WRITTEN EXERCISE: Give the entries again, word for word.

RECORD SET:
==========

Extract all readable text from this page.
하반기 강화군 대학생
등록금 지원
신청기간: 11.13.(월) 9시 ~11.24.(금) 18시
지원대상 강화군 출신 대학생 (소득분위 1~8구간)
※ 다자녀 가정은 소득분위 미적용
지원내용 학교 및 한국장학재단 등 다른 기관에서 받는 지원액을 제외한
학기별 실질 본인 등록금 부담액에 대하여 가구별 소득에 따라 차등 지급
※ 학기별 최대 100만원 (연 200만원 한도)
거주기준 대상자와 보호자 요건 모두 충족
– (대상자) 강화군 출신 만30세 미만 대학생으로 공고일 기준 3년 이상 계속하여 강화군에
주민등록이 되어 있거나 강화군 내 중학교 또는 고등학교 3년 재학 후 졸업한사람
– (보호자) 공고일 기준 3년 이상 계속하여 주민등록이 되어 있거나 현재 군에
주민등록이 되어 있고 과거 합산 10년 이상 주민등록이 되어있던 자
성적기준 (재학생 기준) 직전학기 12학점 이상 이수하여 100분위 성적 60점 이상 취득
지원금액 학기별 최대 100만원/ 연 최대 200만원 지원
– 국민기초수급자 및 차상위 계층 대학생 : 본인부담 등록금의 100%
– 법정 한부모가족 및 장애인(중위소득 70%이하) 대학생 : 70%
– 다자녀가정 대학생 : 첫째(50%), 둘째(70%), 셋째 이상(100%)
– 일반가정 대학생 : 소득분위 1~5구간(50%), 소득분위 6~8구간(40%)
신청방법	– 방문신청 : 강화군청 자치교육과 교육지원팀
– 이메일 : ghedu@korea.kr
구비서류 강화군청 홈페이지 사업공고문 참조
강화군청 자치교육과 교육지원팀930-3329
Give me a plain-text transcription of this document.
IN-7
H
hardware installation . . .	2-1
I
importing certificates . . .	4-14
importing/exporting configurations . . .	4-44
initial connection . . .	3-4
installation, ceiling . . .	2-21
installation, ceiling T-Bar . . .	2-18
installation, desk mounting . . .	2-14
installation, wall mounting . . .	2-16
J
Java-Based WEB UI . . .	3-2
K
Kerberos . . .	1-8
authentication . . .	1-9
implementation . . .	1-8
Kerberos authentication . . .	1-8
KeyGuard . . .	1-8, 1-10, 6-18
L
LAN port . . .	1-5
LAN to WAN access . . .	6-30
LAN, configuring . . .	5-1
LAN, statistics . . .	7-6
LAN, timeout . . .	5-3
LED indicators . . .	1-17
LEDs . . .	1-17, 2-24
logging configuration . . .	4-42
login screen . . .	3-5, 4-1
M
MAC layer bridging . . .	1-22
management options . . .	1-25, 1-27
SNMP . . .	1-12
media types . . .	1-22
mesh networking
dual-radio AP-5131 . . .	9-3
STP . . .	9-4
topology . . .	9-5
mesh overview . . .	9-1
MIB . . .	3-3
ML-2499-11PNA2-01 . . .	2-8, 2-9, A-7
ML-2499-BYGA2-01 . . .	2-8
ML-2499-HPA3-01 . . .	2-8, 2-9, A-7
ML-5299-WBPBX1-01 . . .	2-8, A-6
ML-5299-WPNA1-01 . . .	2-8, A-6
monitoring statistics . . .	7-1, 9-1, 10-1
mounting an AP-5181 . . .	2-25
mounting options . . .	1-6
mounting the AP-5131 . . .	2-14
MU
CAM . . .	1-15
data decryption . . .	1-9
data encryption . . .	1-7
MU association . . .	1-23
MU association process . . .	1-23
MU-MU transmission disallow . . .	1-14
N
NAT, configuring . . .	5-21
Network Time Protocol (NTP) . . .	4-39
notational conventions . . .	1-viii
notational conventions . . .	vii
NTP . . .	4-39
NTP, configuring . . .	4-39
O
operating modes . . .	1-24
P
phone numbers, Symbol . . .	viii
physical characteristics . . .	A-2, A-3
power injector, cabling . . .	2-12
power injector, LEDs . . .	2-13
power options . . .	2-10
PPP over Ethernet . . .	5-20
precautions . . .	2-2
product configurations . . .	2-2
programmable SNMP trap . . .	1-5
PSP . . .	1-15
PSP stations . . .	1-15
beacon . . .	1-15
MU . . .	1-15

==========

THE ANSWER:
Extract all readable text from this page.
하반기 강화군 대학생
등록금 지원
신청기간: 11.13.(월) 9시 ~11.24.(금) 18시
지원대상 강화군 출신 대학생 (소득분위 1~8구간)
※ 다자녀 가정은 소득분위 미적용
지원내용 학교 및 한국장학재단 등 다른 기관에서 받는 지원액을 제외한
학기별 실질 본인 등록금 부담액에 대하여 가구별 소득에 따라 차등 지급
※ 학기별 최대 100만원 (연 200만원 한도)
거주기준 대상자와 보호자 요건 모두 충족
– (대상자) 강화군 출신 만30세 미만 대학생으로 공고일 기준 3년 이상 계속하여 강화군에
주민등록이 되어 있거나 강화군 내 중학교 또는 고등학교 3년 재학 후 졸업한사람
– (보호자) 공고일 기준 3년 이상 계속하여 주민등록이 되어 있거나 현재 군에
주민등록이 되어 있고 과거 합산 10년 이상 주민등록이 되어있던 자
성적기준 (재학생 기준) 직전학기 12학점 이상 이수하여 100분위 성적 60점 이상 취득
지원금액 학기별 최대 100만원/ 연 최대 200만원 지원
– 국민기초수급자 및 차상위 계층 대학생 : 본인부담 등록금의 100%
– 법정 한부모가족 및 장애인(중위소득 70%이하) 대학생 : 70%
– 다자녀가정 대학생 : 첫째(50%), 둘째(70%), 셋째 이상(100%)
– 일반가정 대학생 : 소득분위 1~5구간(50%), 소득분위 6~8구간(40%)
신청방법	– 방문신청 : 강화군청 자치교육과 교육지원팀
– 이메일 : ghedu@korea.kr
구비서류 강화군청 홈페이지 사업공고문 참조
강화군청 자치교육과 교육지원팀930-3329
Give me a plain-text transcription of this document.
IN-7
H
hardware installation . . .	2-1
I
importing certificates . . .	4-14
importing/exporting configurations . . .	4-44
initial connection . . .	3-4
installation, ceiling . . .	2-21
installation, ceiling T-Bar . . .	2-18
installation, desk mounting . . .	2-14
installation, wall mounting . . .	2-16
J
Java-Based WEB UI . . .	3-2
K
Kerberos . . .	1-8
authentication . . .	1-9
implementation . . .	1-8
Kerberos authentication . . .	1-8
KeyGuard . . .	1-8, 1-10, 6-18
L
LAN port . . .	1-5
LAN to WAN access . . .	6-30
LAN, configuring . . .	5-1
LAN, statistics . . .	7-6
LAN, timeout . . .	5-3
LED indicators . . .	1-17
LEDs . . .	1-17, 2-24
logging configuration . . .	4-42
login screen . . .	3-5, 4-1
M
MAC layer bridging . . .	1-22
management options . . .	1-25, 1-27
SNMP . . .	1-12
media types . . .	1-22
mesh networking
dual-radio AP-5131 . . .	9-3
STP . . .	9-4
topology . . .	9-5
mesh overview . . .	9-1
MIB . . .	3-3
ML-2499-11PNA2-01 . . .	2-8, 2-9, A-7
ML-2499-BYGA2-01 . . .	2-8
ML-2499-HPA3-01 . . .	2-8, 2-9, A-7
ML-5299-WBPBX1-01 . . .	2-8, A-6
ML-5299-WPNA1-01 . . .	2-8, A-6
monitoring statistics . . .	7-1, 9-1, 10-1
mounting an AP-5181 . . .	2-25
mounting options . . .	1-6
mounting the AP-5131 . . .	2-14
MU
CAM . . .	1-15
data decryption . . .	1-9
data encryption . . .	1-7
MU association . . .	1-23
MU association process . . .	1-23
MU-MU transmission disallow . . .	1-14
N
NAT, configuring . . .	5-21
Network Time Protocol (NTP) . . .	4-39
notational conventions . . .	1-viii
notational conventions . . .	vii
NTP . . .	4-39
NTP, configuring . . .	4-39
O
operating modes . . .	1-24
P
phone numbers, Symbol . . .	viii
physical characteristics . . .	A-2, A-3
power injector, cabling . . .	2-12
power injector, LEDs . . .	2-13
power options . . .	2-10
PPP over Ethernet . . .	5-20
precautions . . .	2-2
product configurations . . .	2-2
programmable SNMP trap . . .	1-5
PSP . . .	1-15
PSP stations . . .	1-15
beacon . . .	1-15
MU . . .	1-15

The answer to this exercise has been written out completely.